PROMPT
Reproduce the listing exactly and skip over any pictures.

※

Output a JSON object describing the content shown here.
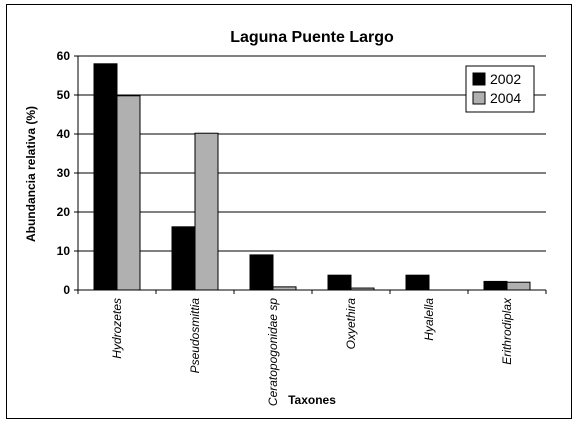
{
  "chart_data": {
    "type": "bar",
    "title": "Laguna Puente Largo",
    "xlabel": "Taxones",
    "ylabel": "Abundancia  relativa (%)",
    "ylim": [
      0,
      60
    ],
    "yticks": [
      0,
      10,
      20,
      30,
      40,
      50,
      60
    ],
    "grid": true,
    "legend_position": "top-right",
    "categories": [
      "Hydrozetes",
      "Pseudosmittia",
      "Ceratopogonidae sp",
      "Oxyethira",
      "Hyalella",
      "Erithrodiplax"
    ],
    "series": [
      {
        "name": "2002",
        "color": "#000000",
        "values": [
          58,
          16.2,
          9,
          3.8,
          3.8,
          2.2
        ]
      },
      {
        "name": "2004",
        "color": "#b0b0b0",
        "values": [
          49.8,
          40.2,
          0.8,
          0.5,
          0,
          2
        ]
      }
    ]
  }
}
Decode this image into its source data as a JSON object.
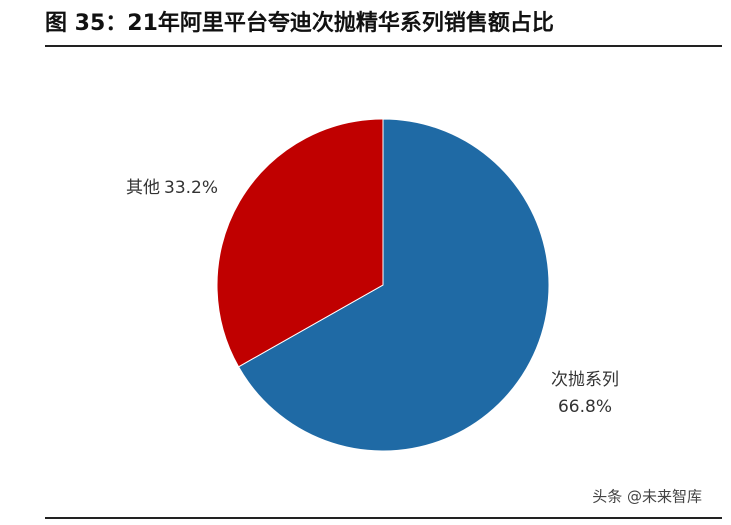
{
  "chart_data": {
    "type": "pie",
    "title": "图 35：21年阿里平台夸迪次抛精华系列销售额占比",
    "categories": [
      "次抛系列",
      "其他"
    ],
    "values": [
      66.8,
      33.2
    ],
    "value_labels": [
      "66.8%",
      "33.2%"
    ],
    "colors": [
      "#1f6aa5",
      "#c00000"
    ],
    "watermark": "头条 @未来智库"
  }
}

※

TASK RESPONSE
Output a JSON object describing the content shown here.
{
  "chart_data": {
    "type": "bar",
    "title": "Laguna Puente Largo",
    "xlabel": "Taxones",
    "ylabel": "Abundancia  relativa (%)",
    "ylim": [
      0,
      60
    ],
    "yticks": [
      0,
      10,
      20,
      30,
      40,
      50,
      60
    ],
    "grid": true,
    "legend_position": "top-right",
    "categories": [
      "Hydrozetes",
      "Pseudosmittia",
      "Ceratopogonidae sp",
      "Oxyethira",
      "Hyalella",
      "Erithrodiplax"
    ],
    "series": [
      {
        "name": "2002",
        "color": "#000000",
        "values": [
          58,
          16.2,
          9,
          3.8,
          3.8,
          2.2
        ]
      },
      {
        "name": "2004",
        "color": "#b0b0b0",
        "values": [
          49.8,
          40.2,
          0.8,
          0.5,
          0,
          2
        ]
      }
    ]
  }
}
Decode this image into its source data as a JSON object.
{
  "chart_data": {
    "type": "pie",
    "title": "图 35：21年阿里平台夸迪次抛精华系列销售额占比",
    "categories": [
      "次抛系列",
      "其他"
    ],
    "values": [
      66.8,
      33.2
    ],
    "value_labels": [
      "66.8%",
      "33.2%"
    ],
    "colors": [
      "#1f6aa5",
      "#c00000"
    ],
    "watermark": "头条 @未来智库"
  }
}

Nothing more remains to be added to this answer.